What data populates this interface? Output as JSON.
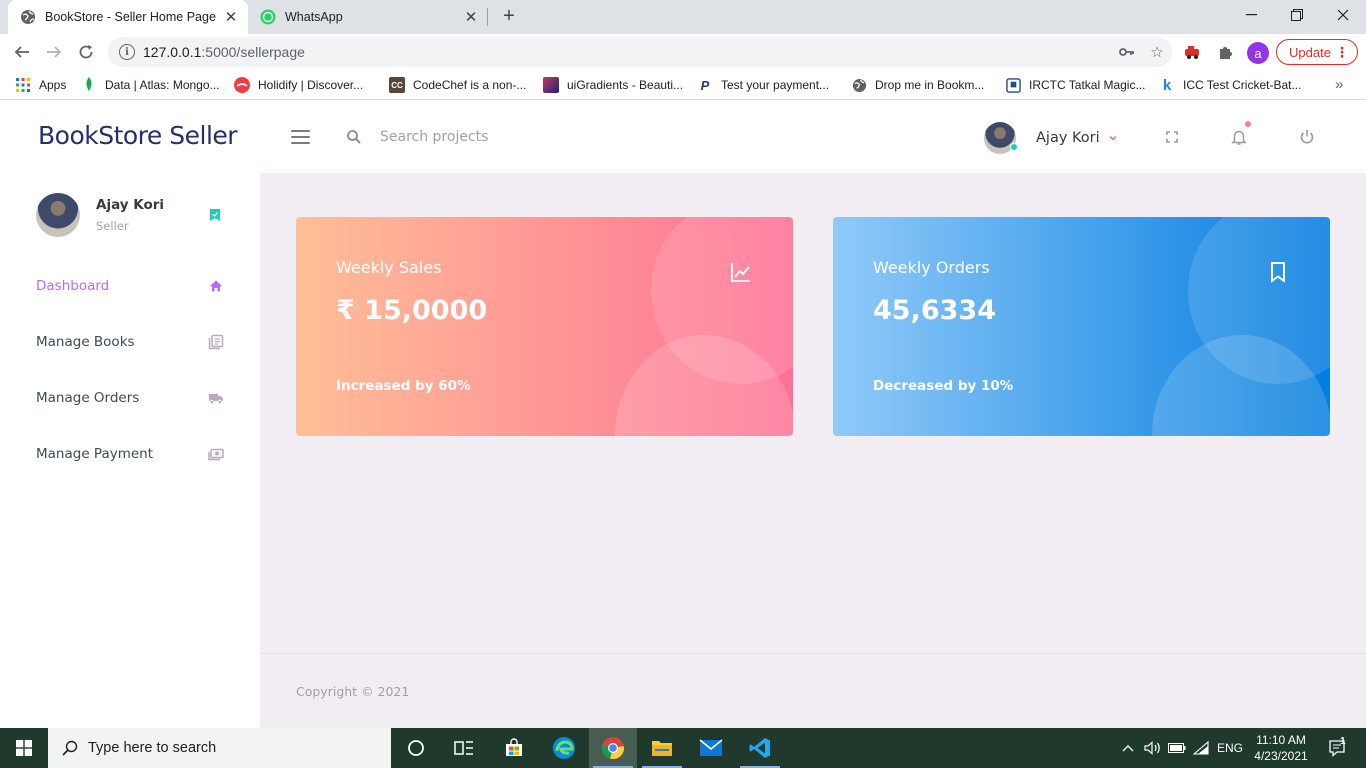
{
  "browser": {
    "tabs": [
      {
        "title": "BookStore - Seller Home Page",
        "active": true
      },
      {
        "title": "WhatsApp",
        "active": false
      }
    ],
    "url_host": "127.0.0.1",
    "url_path": ":5000/sellerpage",
    "profile_initial": "a",
    "update_label": "Update",
    "bookmarks": [
      {
        "label": "Apps"
      },
      {
        "label": "Data | Atlas: Mongo..."
      },
      {
        "label": "Holidify | Discover..."
      },
      {
        "label": "CodeChef is a non-..."
      },
      {
        "label": "uiGradients - Beauti..."
      },
      {
        "label": "Test your payment..."
      },
      {
        "label": "Drop me in Bookm..."
      },
      {
        "label": "IRCTC Tatkal Magic..."
      },
      {
        "label": "ICC Test Cricket-Bat..."
      }
    ]
  },
  "header": {
    "brand": "BookStore Seller",
    "search_placeholder": "Search projects",
    "user_name": "Ajay Kori"
  },
  "sidebar": {
    "profile_name": "Ajay Kori",
    "profile_role": "Seller",
    "items": [
      {
        "label": "Dashboard",
        "icon": "home-icon",
        "active": true
      },
      {
        "label": "Manage Books",
        "icon": "books-icon",
        "active": false
      },
      {
        "label": "Manage Orders",
        "icon": "truck-icon",
        "active": false
      },
      {
        "label": "Manage Payment",
        "icon": "cash-icon",
        "active": false
      }
    ]
  },
  "cards": [
    {
      "title": "Weekly Sales",
      "value": "₹ 15,0000",
      "note": "Increased by 60%",
      "icon": "chart-line-icon"
    },
    {
      "title": "Weekly Orders",
      "value": "45,6334",
      "note": "Decreased by 10%",
      "icon": "bookmark-icon"
    }
  ],
  "footer": {
    "copyright": "Copyright © 2021"
  },
  "taskbar": {
    "search_label": "Type here to search",
    "language": "ENG",
    "time": "11:10 AM",
    "date": "4/23/2021",
    "notification_count": "1"
  },
  "colors": {
    "accent_purple": "#b66dff",
    "sales_gradient": [
      "#ffbf96",
      "#fe7096"
    ],
    "orders_gradient": [
      "#90caf9",
      "#047edf"
    ],
    "online_green": "#1bcfb4",
    "brand_navy": "#24306a",
    "content_bg": "#f2edf3"
  }
}
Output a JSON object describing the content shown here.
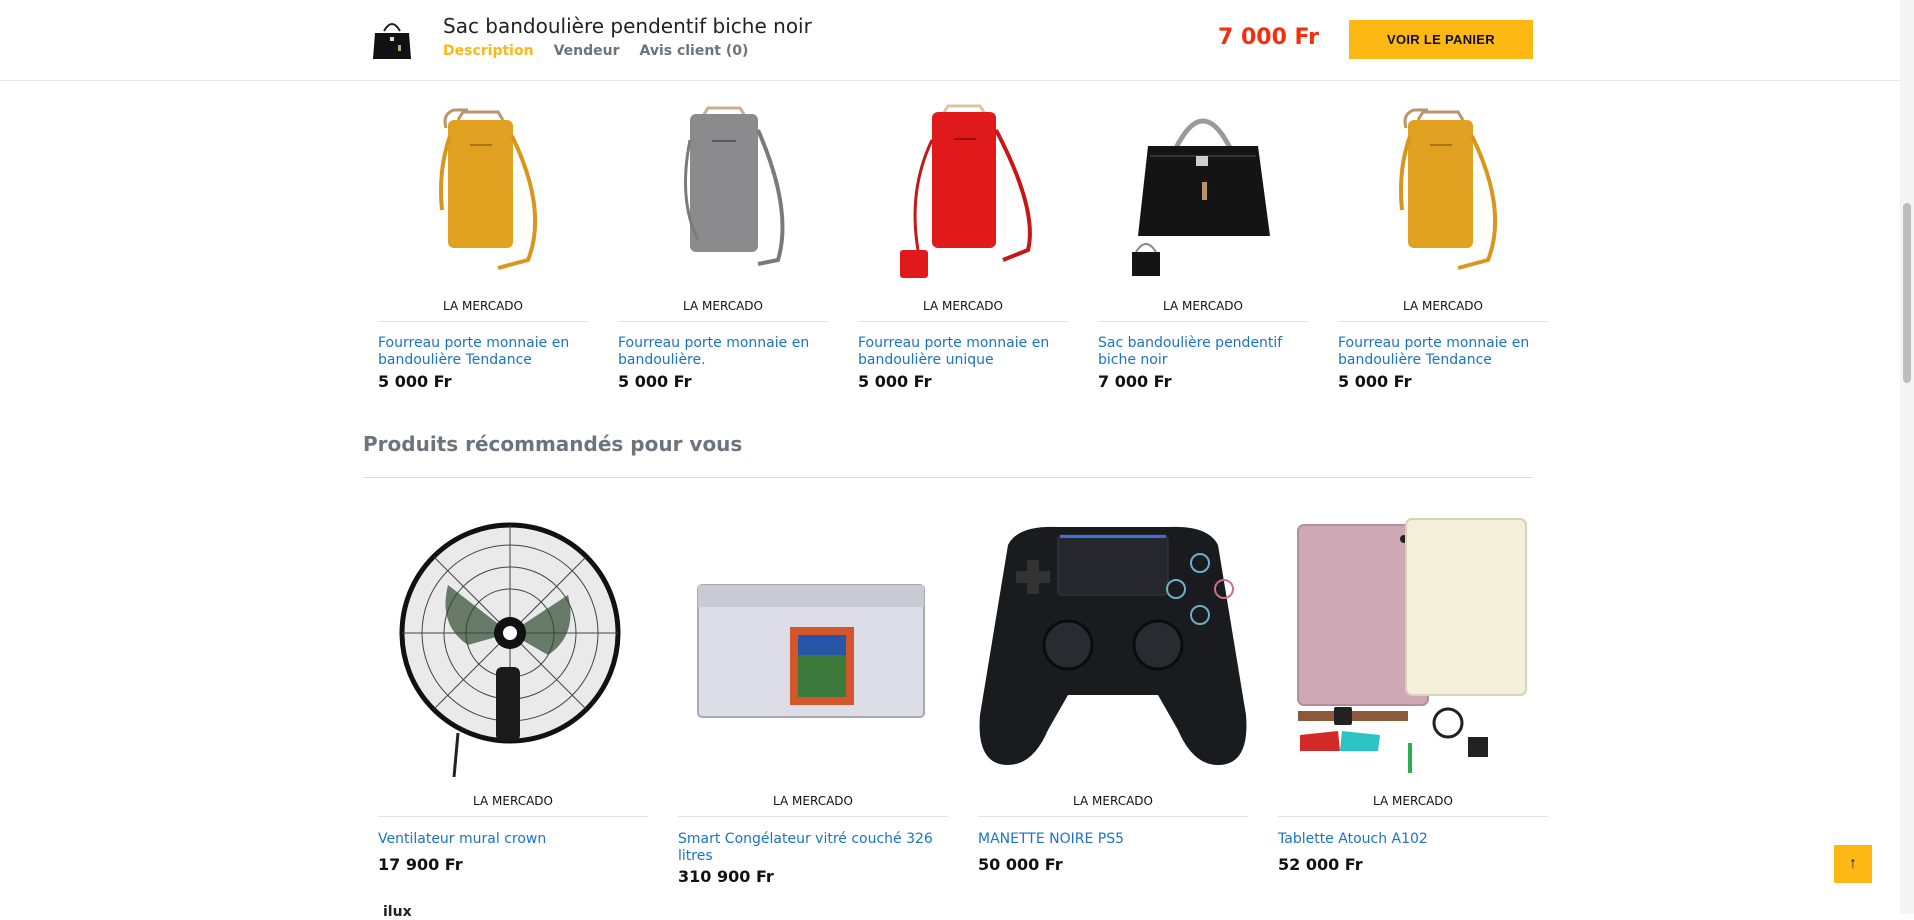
{
  "header": {
    "title": "Sac bandoulière pendentif biche noir",
    "tabs": [
      {
        "label": "Description",
        "active": true
      },
      {
        "label": "Vendeur",
        "active": false
      },
      {
        "label": "Avis client (0)",
        "active": false
      }
    ],
    "price": "7 000 Fr",
    "cart_button": "VOIR LE PANIER",
    "price_color": "#f3300c",
    "accent_color": "#fdb813"
  },
  "similar_products": [
    {
      "vendor": "LA MERCADO",
      "name": "Fourreau porte monnaie en bandoulière Tendance",
      "price": "5 000 Fr",
      "image": "yellow-phone-bag"
    },
    {
      "vendor": "LA MERCADO",
      "name": "Fourreau porte monnaie en bandoulière.",
      "price": "5 000 Fr",
      "image": "grey-phone-bag"
    },
    {
      "vendor": "LA MERCADO",
      "name": "Fourreau porte monnaie en bandoulière unique",
      "price": "5 000 Fr",
      "image": "red-phone-bag"
    },
    {
      "vendor": "LA MERCADO",
      "name": "Sac bandoulière pendentif biche noir",
      "price": "7 000 Fr",
      "image": "black-handbag"
    },
    {
      "vendor": "LA MERCADO",
      "name": "Fourreau porte monnaie en bandoulière Tendance",
      "price": "5 000 Fr",
      "image": "yellow-phone-bag"
    }
  ],
  "recommended": {
    "title": "Produits récommandés pour vous",
    "products": [
      {
        "vendor": "LA MERCADO",
        "name": "Ventilateur mural crown",
        "price": "17 900 Fr",
        "image": "wall-fan"
      },
      {
        "vendor": "LA MERCADO",
        "name": "Smart Congélateur vitré couché 326 litres",
        "price": "310 900 Fr",
        "image": "chest-freezer"
      },
      {
        "vendor": "LA MERCADO",
        "name": "MANETTE NOIRE PS5",
        "price": "50 000 Fr",
        "image": "game-controller"
      },
      {
        "vendor": "LA MERCADO",
        "name": "Tablette Atouch A102",
        "price": "52 000 Fr",
        "image": "tablet-kit"
      }
    ]
  },
  "footer_peek": "ilux",
  "back_to_top": "↑"
}
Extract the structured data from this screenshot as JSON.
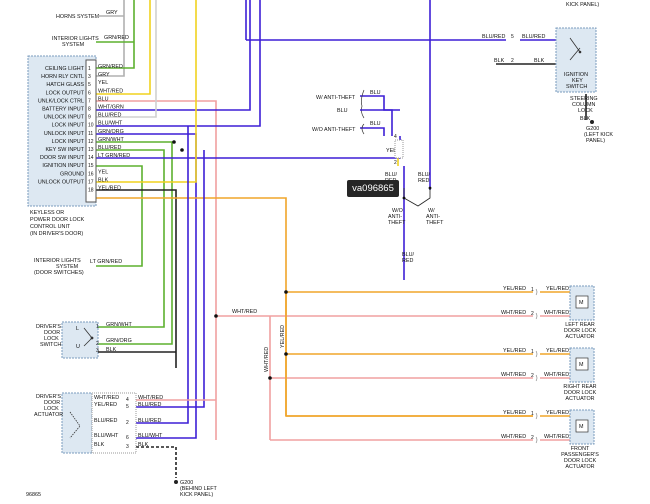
{
  "image_ref": "96865",
  "stamp": "va096865",
  "top_right_frag": "KICK PANEL)",
  "left_systems": {
    "horns": "HORNS SYSTEM",
    "horns_wire": "GRY",
    "interior_1": "INTERIOR LIGHTS",
    "interior_2": "SYSTEM",
    "interior_wire": "GRN/RED"
  },
  "module": {
    "caption": [
      "KEYLESS OR",
      "POWER DOOR LOCK",
      "CONTROL UNIT",
      "(IN DRIVER'S DOOR)"
    ],
    "pins": [
      {
        "n": "1",
        "label": "CEILING LIGHT",
        "wire": "GRN/RED"
      },
      {
        "n": "3",
        "label": "HORN RLY CNTL",
        "wire": "GRY"
      },
      {
        "n": "5",
        "label": "HATCH GLASS",
        "wire": "YEL"
      },
      {
        "n": "6",
        "label": "LOCK OUTPUT",
        "wire": "WHT/RED"
      },
      {
        "n": "7",
        "label": "UNLK/LOCK CTRL",
        "wire": "BLU"
      },
      {
        "n": "8",
        "label": "BATTERY INPUT",
        "wire": "WHT/GRN"
      },
      {
        "n": "9",
        "label": "UNLOCK INPUT",
        "wire": "BLU/RED"
      },
      {
        "n": "10",
        "label": "LOCK INPUT",
        "wire": "BLU/WHT"
      },
      {
        "n": "11",
        "label": "UNLOCK INPUT",
        "wire": "GRN/ORG"
      },
      {
        "n": "12",
        "label": "LOCK INPUT",
        "wire": "GRN/WHT"
      },
      {
        "n": "13",
        "label": "KEY SW INPUT",
        "wire": "BLU/RED"
      },
      {
        "n": "14",
        "label": "DOOR SW INPUT",
        "wire": "LT GRN/RED"
      },
      {
        "n": "15",
        "label": "IGNITION INPUT",
        "wire": ""
      },
      {
        "n": "16",
        "label": "GROUND",
        "wire": "YEL"
      },
      {
        "n": "17",
        "label": "UNLOCK OUTPUT",
        "wire": "BLK"
      },
      {
        "n": "18",
        "label": "",
        "wire": "YEL/RED"
      }
    ]
  },
  "interior_door": {
    "l1": "INTERIOR LIGHTS",
    "l2": "SYSTEM",
    "l3": "(DOOR SWITCHES)",
    "wire": "LT GRN/RED"
  },
  "door_lock_switch": {
    "l1": "DRIVER'S",
    "l2": "DOOR",
    "l3": "LOCK",
    "l4": "SWITCH",
    "L": "L",
    "U": "U",
    "pins": [
      "1",
      "2",
      "3"
    ],
    "wires": [
      "GRN/WHT",
      "GRN/ORG",
      "BLK"
    ]
  },
  "door_lock_actuator": {
    "l1": "DRIVER'S",
    "l2": "DOOR",
    "l3": "LOCK",
    "l4": "ACTUATOR",
    "left_wires": [
      "WHT/RED",
      "YEL/RED",
      "BLU/RED",
      "BLU/WHT",
      "BLK"
    ],
    "pins": [
      "4",
      "5",
      "2",
      "6",
      "3"
    ],
    "right_wires": [
      "WHT/RED",
      "BLU/RED",
      "BLU/RED",
      "BLU/WHT",
      "BLK"
    ]
  },
  "g200_bottom": {
    "l1": "G200",
    "l2": "(BEHIND LEFT",
    "l3": "KICK PANEL)"
  },
  "anti_theft": {
    "blu_top": "BLU",
    "w_label": "W/ ANTI-THEFT",
    "blu_mid": "BLU",
    "blu_low": "BLU",
    "wo_label": "W/O ANTI-THEFT",
    "pin4": "4",
    "yel": "YEL",
    "pin2": "2",
    "blu_red_1": "BLU/",
    "blu_red_1b": "RED",
    "blu_red_2": "BLU/",
    "blu_red_2b": "RED",
    "wo_col": [
      "W/O",
      "ANTI-",
      "THEFT"
    ],
    "w_col": [
      "W/",
      "ANTI-",
      "THEFT"
    ],
    "blu_red_3": "BLU/",
    "blu_red_3b": "RED"
  },
  "ignition": {
    "wire_in": "BLU/RED",
    "pin5": "5",
    "wire_out": "BLU/RED",
    "blk_left": "BLK",
    "pin2": "2",
    "blk_right": "BLK",
    "box": [
      "IGNITION",
      "KEY",
      "SWITCH"
    ],
    "col": [
      "STEERING",
      "COLUMN",
      "LOCK"
    ],
    "blk_gnd": "BLK",
    "g200": [
      "G200",
      "(LEFT KICK",
      "PANEL)"
    ]
  },
  "right_actuators": {
    "wht_red_bus": "WHT/RED",
    "yel_red_bus": "YEL/RED",
    "wht_red_vert": "WHT/RED",
    "rows": [
      {
        "l_top": "YEL/RED",
        "p_top": "1",
        "r_top": "YEL/RED",
        "l_bot": "WHT/RED",
        "p_bot": "2",
        "r_bot": "WHT/RED",
        "name": [
          "LEFT REAR",
          "DOOR LOCK",
          "ACTUATOR"
        ]
      },
      {
        "l_top": "YEL/RED",
        "p_top": "1",
        "r_top": "YEL/RED",
        "l_bot": "WHT/RED",
        "p_bot": "2",
        "r_bot": "WHT/RED",
        "name": [
          "RIGHT REAR",
          "DOOR LOCK",
          "ACTUATOR"
        ]
      },
      {
        "l_top": "YEL/RED",
        "p_top": "1",
        "r_top": "YEL/RED",
        "l_bot": "WHT/RED",
        "p_bot": "2",
        "r_bot": "WHT/RED",
        "name": [
          "FRONT",
          "PASSENGER'S",
          "DOOR LOCK",
          "ACTUATOR"
        ]
      }
    ],
    "motor": "M"
  },
  "colors": {
    "grn": "#5db12f",
    "yel": "#f0d21f",
    "blu": "#3d1fd6",
    "pink": "#f0a0a0",
    "yelred": "#f0a52a",
    "gry": "#b0b0b0",
    "wht": "#d8d8d8",
    "blk": "#222222",
    "box": "#dde8f2"
  }
}
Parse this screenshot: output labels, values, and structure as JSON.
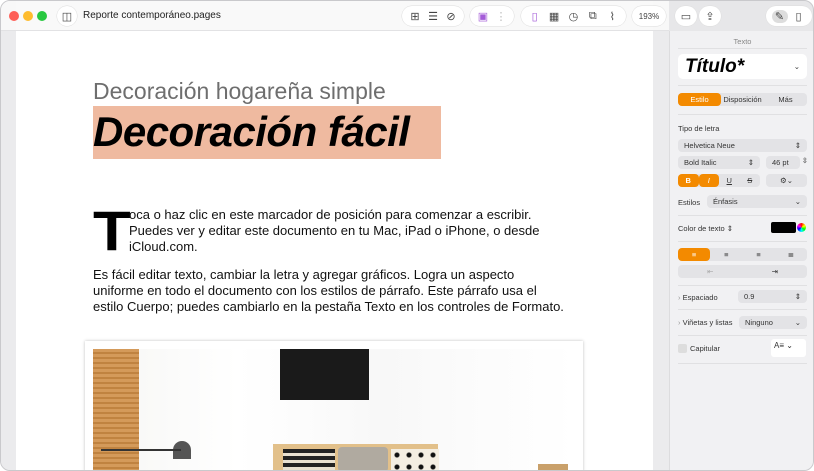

════════════════

§ DIRECTIONS FOR THIS TASK
Looking at the material above, count the lines that hold "BookStore" and give the total alone.

§ TASK RESPONSE
2